### Task input
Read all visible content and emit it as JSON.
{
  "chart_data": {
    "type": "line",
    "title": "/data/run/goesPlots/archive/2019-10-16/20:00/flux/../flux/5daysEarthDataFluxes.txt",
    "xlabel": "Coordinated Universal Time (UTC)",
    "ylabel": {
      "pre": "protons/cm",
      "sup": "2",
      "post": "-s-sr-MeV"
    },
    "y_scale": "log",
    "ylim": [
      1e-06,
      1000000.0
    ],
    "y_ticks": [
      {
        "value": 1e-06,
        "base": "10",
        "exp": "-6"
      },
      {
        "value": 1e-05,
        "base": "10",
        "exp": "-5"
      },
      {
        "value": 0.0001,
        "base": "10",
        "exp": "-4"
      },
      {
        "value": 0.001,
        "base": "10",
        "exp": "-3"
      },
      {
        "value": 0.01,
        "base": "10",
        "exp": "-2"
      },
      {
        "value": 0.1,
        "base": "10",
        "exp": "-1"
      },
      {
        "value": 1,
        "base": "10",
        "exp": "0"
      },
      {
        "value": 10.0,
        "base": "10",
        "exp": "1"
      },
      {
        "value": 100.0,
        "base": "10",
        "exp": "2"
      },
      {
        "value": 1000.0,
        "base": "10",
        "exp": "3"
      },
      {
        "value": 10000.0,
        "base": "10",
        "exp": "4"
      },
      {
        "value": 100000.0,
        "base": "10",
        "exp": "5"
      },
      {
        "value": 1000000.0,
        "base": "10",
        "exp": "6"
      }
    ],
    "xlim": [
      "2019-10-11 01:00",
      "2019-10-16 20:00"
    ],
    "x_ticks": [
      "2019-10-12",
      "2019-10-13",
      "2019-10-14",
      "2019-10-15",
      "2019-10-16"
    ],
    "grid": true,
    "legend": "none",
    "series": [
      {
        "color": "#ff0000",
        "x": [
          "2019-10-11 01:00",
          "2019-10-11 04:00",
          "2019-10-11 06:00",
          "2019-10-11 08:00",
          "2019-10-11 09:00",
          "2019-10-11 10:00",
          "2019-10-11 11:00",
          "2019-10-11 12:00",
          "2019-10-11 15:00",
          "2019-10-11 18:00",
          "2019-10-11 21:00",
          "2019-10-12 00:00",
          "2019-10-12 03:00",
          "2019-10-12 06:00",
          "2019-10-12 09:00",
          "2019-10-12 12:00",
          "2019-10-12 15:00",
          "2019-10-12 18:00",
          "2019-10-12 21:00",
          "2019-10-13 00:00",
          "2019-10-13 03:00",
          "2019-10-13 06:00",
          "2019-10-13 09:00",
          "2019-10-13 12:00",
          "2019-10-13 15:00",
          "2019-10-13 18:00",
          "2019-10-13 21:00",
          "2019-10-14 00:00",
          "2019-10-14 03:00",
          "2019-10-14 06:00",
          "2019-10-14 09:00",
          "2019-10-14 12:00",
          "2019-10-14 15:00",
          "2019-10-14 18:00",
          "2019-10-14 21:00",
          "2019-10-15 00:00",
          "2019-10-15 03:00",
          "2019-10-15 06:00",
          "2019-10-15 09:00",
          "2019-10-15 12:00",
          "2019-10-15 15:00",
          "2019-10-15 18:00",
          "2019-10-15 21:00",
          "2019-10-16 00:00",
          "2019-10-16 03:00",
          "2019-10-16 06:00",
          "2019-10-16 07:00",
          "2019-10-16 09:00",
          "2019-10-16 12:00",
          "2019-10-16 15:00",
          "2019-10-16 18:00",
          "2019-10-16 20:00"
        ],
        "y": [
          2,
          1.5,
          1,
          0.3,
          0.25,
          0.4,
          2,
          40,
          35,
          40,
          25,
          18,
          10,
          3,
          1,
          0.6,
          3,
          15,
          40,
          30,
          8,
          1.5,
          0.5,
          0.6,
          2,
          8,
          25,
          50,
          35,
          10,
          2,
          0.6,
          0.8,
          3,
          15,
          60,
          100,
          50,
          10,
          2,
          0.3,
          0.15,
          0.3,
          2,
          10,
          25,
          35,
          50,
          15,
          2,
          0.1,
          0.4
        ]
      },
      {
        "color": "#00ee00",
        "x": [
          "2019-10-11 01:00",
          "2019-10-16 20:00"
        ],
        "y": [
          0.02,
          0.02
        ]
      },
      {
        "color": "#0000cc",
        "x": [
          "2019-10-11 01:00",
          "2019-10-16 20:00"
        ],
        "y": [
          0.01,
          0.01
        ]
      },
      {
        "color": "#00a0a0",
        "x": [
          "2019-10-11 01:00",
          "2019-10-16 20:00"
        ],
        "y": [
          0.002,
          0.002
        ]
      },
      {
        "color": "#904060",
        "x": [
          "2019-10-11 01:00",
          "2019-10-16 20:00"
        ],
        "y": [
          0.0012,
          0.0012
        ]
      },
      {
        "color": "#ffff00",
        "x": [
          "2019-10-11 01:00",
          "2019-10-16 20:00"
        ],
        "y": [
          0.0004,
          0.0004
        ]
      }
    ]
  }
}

### Goal
Would you reproduce the material above in full, exactly as given?

### Finished exercise
Read all visible content and emit it as JSON.
{
  "chart_data": {
    "type": "line",
    "title": "/data/run/goesPlots/archive/2019-10-16/20:00/flux/../flux/5daysEarthDataFluxes.txt",
    "xlabel": "Coordinated Universal Time (UTC)",
    "ylabel": {
      "pre": "protons/cm",
      "sup": "2",
      "post": "-s-sr-MeV"
    },
    "y_scale": "log",
    "ylim": [
      1e-06,
      1000000.0
    ],
    "y_ticks": [
      {
        "value": 1e-06,
        "base": "10",
        "exp": "-6"
      },
      {
        "value": 1e-05,
        "base": "10",
        "exp": "-5"
      },
      {
        "value": 0.0001,
        "base": "10",
        "exp": "-4"
      },
      {
        "value": 0.001,
        "base": "10",
        "exp": "-3"
      },
      {
        "value": 0.01,
        "base": "10",
        "exp": "-2"
      },
      {
        "value": 0.1,
        "base": "10",
        "exp": "-1"
      },
      {
        "value": 1,
        "base": "10",
        "exp": "0"
      },
      {
        "value": 10.0,
        "base": "10",
        "exp": "1"
      },
      {
        "value": 100.0,
        "base": "10",
        "exp": "2"
      },
      {
        "value": 1000.0,
        "base": "10",
        "exp": "3"
      },
      {
        "value": 10000.0,
        "base": "10",
        "exp": "4"
      },
      {
        "value": 100000.0,
        "base": "10",
        "exp": "5"
      },
      {
        "value": 1000000.0,
        "base": "10",
        "exp": "6"
      }
    ],
    "xlim": [
      "2019-10-11 01:00",
      "2019-10-16 20:00"
    ],
    "x_ticks": [
      "2019-10-12",
      "2019-10-13",
      "2019-10-14",
      "2019-10-15",
      "2019-10-16"
    ],
    "grid": true,
    "legend": "none",
    "series": [
      {
        "color": "#ff0000",
        "x": [
          "2019-10-11 01:00",
          "2019-10-11 04:00",
          "2019-10-11 06:00",
          "2019-10-11 08:00",
          "2019-10-11 09:00",
          "2019-10-11 10:00",
          "2019-10-11 11:00",
          "2019-10-11 12:00",
          "2019-10-11 15:00",
          "2019-10-11 18:00",
          "2019-10-11 21:00",
          "2019-10-12 00:00",
          "2019-10-12 03:00",
          "2019-10-12 06:00",
          "2019-10-12 09:00",
          "2019-10-12 12:00",
          "2019-10-12 15:00",
          "2019-10-12 18:00",
          "2019-10-12 21:00",
          "2019-10-13 00:00",
          "2019-10-13 03:00",
          "2019-10-13 06:00",
          "2019-10-13 09:00",
          "2019-10-13 12:00",
          "2019-10-13 15:00",
          "2019-10-13 18:00",
          "2019-10-13 21:00",
          "2019-10-14 00:00",
          "2019-10-14 03:00",
          "2019-10-14 06:00",
          "2019-10-14 09:00",
          "2019-10-14 12:00",
          "2019-10-14 15:00",
          "2019-10-14 18:00",
          "2019-10-14 21:00",
          "2019-10-15 00:00",
          "2019-10-15 03:00",
          "2019-10-15 06:00",
          "2019-10-15 09:00",
          "2019-10-15 12:00",
          "2019-10-15 15:00",
          "2019-10-15 18:00",
          "2019-10-15 21:00",
          "2019-10-16 00:00",
          "2019-10-16 03:00",
          "2019-10-16 06:00",
          "2019-10-16 07:00",
          "2019-10-16 09:00",
          "2019-10-16 12:00",
          "2019-10-16 15:00",
          "2019-10-16 18:00",
          "2019-10-16 20:00"
        ],
        "y": [
          2,
          1.5,
          1,
          0.3,
          0.25,
          0.4,
          2,
          40,
          35,
          40,
          25,
          18,
          10,
          3,
          1,
          0.6,
          3,
          15,
          40,
          30,
          8,
          1.5,
          0.5,
          0.6,
          2,
          8,
          25,
          50,
          35,
          10,
          2,
          0.6,
          0.8,
          3,
          15,
          60,
          100,
          50,
          10,
          2,
          0.3,
          0.15,
          0.3,
          2,
          10,
          25,
          35,
          50,
          15,
          2,
          0.1,
          0.4
        ]
      },
      {
        "color": "#00ee00",
        "x": [
          "2019-10-11 01:00",
          "2019-10-16 20:00"
        ],
        "y": [
          0.02,
          0.02
        ]
      },
      {
        "color": "#0000cc",
        "x": [
          "2019-10-11 01:00",
          "2019-10-16 20:00"
        ],
        "y": [
          0.01,
          0.01
        ]
      },
      {
        "color": "#00a0a0",
        "x": [
          "2019-10-11 01:00",
          "2019-10-16 20:00"
        ],
        "y": [
          0.002,
          0.002
        ]
      },
      {
        "color": "#904060",
        "x": [
          "2019-10-11 01:00",
          "2019-10-16 20:00"
        ],
        "y": [
          0.0012,
          0.0012
        ]
      },
      {
        "color": "#ffff00",
        "x": [
          "2019-10-11 01:00",
          "2019-10-16 20:00"
        ],
        "y": [
          0.0004,
          0.0004
        ]
      }
    ]
  }
}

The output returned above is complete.